__PROBLEM DESCRIPTION__:
Tally the lines that contain the string "Europa" and state that total without comment.
- - -
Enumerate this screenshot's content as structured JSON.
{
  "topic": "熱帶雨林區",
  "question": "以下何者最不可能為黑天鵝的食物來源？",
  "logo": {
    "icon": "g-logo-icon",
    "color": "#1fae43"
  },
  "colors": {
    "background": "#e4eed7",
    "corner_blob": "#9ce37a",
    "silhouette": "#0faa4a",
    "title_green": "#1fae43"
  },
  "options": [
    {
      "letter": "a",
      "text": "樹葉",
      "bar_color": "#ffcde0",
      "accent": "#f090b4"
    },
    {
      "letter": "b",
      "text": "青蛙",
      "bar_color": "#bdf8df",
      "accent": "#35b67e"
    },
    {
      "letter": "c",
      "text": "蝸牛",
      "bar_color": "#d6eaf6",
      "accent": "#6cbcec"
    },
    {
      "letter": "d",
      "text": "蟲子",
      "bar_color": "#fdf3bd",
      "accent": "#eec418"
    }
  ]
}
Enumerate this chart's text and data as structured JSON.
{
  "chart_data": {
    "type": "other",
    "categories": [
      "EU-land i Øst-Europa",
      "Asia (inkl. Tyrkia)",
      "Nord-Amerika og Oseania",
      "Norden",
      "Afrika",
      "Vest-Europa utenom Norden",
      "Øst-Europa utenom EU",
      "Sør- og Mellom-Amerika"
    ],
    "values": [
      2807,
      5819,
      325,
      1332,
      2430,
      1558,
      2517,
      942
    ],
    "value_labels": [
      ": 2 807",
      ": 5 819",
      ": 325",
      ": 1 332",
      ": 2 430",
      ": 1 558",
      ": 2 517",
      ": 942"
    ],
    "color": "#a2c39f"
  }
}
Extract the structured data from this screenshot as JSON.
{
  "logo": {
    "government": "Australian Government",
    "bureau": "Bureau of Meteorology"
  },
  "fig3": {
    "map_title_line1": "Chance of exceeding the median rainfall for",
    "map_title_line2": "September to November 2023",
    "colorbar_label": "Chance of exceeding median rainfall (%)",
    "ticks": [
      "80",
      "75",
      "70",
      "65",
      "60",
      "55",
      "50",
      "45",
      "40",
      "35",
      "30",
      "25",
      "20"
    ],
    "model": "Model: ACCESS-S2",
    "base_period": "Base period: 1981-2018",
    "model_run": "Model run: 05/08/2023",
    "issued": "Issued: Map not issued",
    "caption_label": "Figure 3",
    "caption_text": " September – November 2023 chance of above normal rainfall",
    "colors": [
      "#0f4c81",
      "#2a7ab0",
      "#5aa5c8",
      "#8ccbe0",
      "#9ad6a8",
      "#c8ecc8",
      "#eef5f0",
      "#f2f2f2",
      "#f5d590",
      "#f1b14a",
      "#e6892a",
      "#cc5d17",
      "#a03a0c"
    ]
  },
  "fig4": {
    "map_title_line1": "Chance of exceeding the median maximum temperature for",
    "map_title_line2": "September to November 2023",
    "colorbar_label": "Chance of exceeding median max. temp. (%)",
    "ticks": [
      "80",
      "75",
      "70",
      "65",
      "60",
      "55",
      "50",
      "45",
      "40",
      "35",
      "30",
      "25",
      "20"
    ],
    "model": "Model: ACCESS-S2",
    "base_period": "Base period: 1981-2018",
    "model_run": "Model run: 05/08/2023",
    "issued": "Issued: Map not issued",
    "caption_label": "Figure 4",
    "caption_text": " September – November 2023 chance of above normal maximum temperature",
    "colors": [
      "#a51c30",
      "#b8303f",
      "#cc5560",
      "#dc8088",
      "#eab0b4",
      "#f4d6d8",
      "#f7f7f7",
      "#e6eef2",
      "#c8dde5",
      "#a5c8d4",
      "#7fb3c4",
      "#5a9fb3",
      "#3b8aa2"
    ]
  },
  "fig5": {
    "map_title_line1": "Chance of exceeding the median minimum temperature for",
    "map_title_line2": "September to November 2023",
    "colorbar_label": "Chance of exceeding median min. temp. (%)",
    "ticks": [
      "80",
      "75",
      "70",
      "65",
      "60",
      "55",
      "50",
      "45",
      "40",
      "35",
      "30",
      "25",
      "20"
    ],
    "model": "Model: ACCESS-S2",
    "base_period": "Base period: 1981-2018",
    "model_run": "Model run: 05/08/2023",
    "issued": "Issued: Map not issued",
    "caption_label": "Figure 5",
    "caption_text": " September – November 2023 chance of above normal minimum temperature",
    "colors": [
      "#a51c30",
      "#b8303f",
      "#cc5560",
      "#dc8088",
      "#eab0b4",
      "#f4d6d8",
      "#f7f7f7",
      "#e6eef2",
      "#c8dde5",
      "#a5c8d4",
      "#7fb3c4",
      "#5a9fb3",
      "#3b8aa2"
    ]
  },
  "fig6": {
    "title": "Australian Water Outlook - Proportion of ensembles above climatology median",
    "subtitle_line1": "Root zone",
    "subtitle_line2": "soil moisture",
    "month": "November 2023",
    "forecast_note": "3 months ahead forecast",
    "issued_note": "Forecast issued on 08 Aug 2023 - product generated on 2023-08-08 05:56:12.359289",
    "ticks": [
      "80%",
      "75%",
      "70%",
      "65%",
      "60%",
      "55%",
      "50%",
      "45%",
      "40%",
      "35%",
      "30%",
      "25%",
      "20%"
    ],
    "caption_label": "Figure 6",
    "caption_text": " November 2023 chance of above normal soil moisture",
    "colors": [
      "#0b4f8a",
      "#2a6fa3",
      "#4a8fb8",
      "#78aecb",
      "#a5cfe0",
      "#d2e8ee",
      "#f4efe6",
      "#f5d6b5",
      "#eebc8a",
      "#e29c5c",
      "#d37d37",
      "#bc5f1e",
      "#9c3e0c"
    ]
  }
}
- - -
__RESULT OF THIS TASK__:
3